Hi Django devs,
I've just started a new project in 1.7b, and the development experience
working with unit tests on models is more complicated than it was in 1.6.
It's all down to how the throwaway test databases are created. In 1.6, the
create_test_db function "Creates a new test database and runs syncdb
against it." In 1.7, it runs "migrate".
While generally speaking, migrate is the new syncdb, this behaviour is not
ideal for tests. In 1.6 "syncdb" created a database reflecting the current
state of the models in models.py. "migrate" creates a database reflecting
the state of the models at the last time makemigrations was run. If you're
doing TDD and constantly making small changes to your models then runnning
unit tests, you have to run makemigrations before each test run to get your
tests to work. You therefore end up with many tiny migration files
representing the minute-by-minute history of development.
I came up with a pretty effective workaround that is working for me, but I
thought I'd post this here as others are sure to encounter this issue, and
I think that it makes more sense for the behaviour produced by this
workaround to be the default for running tests.

------------------------

* [Exercises to complete]:
a - List every Django management command that the post on Django 1.7 test databases names.
b - Answer these questions from the post on Django 1.7 test databases:
(i) Which function creates the throwaway test databases?
(ii) In 1.6, whose state did the database created by "syncdb" reflect?
(iii) What does a developer doing TDD end up with after running makemigrations before each test run?
c - Proceed with the post on Django 1.7 test databases, continuing from its final sentence.

* [Material]:
------------------------

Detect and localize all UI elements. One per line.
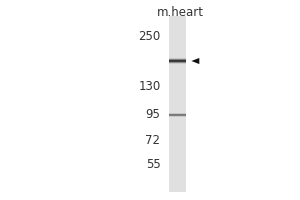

------------------------

* [Replies]:
a - syncdb, migrate, makemigrations

b -
(i) create_test_db
(ii) The current state of the models in models.py.
(iii) Many tiny migration files representing the minute-by-minute history of development.

c -
If makemigrations has not yet been run, the "migrate" command treats an app
as unmigrated, and creates tables directly from the models just like syncdb
did in 1.6. I defined a new settings module just for unit tests called
"settings_test.py", which imports * from the main settings module and adds
this line:
MIGRATION_MODULES = {"myapp": "myapp.migrations_not_used_in_tests"}
Then I run tests like this:
DJANGO_SETTINGS_MODULE="myapp.settings_test" python manage.py test
This fools migrate into thinking that the app is unmigrated, and so every
time a test database is created it reflects the current structure of
models.py.
So my feature request is as follows:
If the new behaviour is by design and considered desirable, then it is a
big change from the previous version and should be prominently documented
in the migrations and testing pages, along with the workaround. I'm happy
to write this documentation if that's the way you want to go.
However, if the new behaviour is not by design but just a by-product of the
new migrations feature, I suggest making the workaround the default
behaviour. I don't (yet!) know enough about Django internals to volunteer
for this however.
Thanks for your time,
Bernie :o)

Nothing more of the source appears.